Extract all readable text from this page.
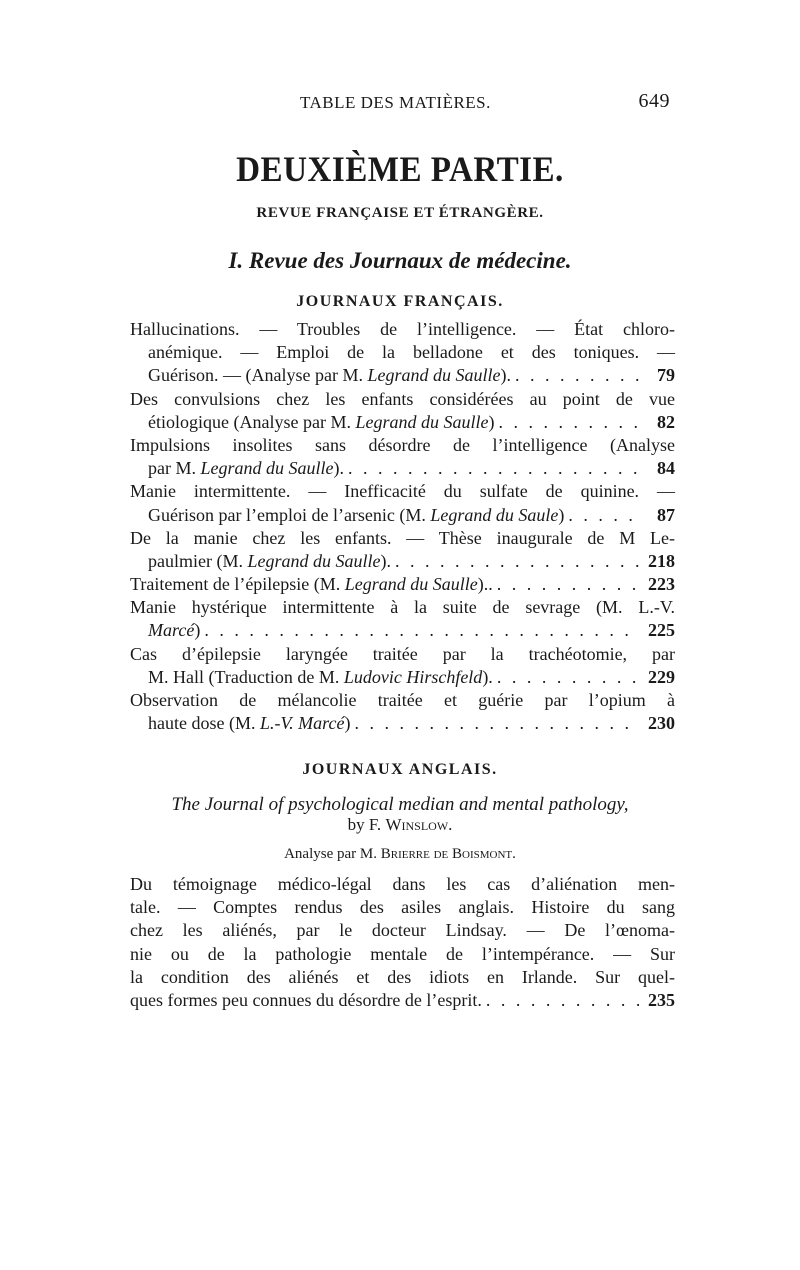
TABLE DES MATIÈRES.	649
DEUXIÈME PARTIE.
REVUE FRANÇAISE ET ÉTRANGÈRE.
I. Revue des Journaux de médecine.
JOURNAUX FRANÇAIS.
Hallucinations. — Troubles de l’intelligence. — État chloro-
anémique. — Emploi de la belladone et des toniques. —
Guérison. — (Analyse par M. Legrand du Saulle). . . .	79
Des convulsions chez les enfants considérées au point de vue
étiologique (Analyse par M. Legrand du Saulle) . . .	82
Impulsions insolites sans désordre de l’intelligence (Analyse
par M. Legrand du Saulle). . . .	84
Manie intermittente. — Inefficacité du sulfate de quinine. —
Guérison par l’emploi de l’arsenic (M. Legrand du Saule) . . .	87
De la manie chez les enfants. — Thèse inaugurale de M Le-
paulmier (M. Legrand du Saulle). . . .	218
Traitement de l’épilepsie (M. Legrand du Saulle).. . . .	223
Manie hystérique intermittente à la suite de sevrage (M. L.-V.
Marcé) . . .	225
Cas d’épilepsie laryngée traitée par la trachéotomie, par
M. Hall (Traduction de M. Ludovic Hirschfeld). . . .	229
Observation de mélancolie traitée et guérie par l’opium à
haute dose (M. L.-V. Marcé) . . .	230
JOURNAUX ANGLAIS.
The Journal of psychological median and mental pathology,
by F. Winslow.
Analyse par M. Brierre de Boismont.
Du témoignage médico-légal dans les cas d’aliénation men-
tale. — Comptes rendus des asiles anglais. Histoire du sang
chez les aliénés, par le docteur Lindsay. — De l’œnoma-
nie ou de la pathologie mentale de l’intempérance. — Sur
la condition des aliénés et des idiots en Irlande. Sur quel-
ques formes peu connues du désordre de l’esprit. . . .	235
===============
*Given task:* Copy whichever lines in the listing above contain the word "Guérison".

*Output of the task:*
Guérison. — (Analyse par M. Legrand du Saulle). . . .	79
Guérison par l’emploi de l’arsenic (M. Legrand du Saule) . . .	87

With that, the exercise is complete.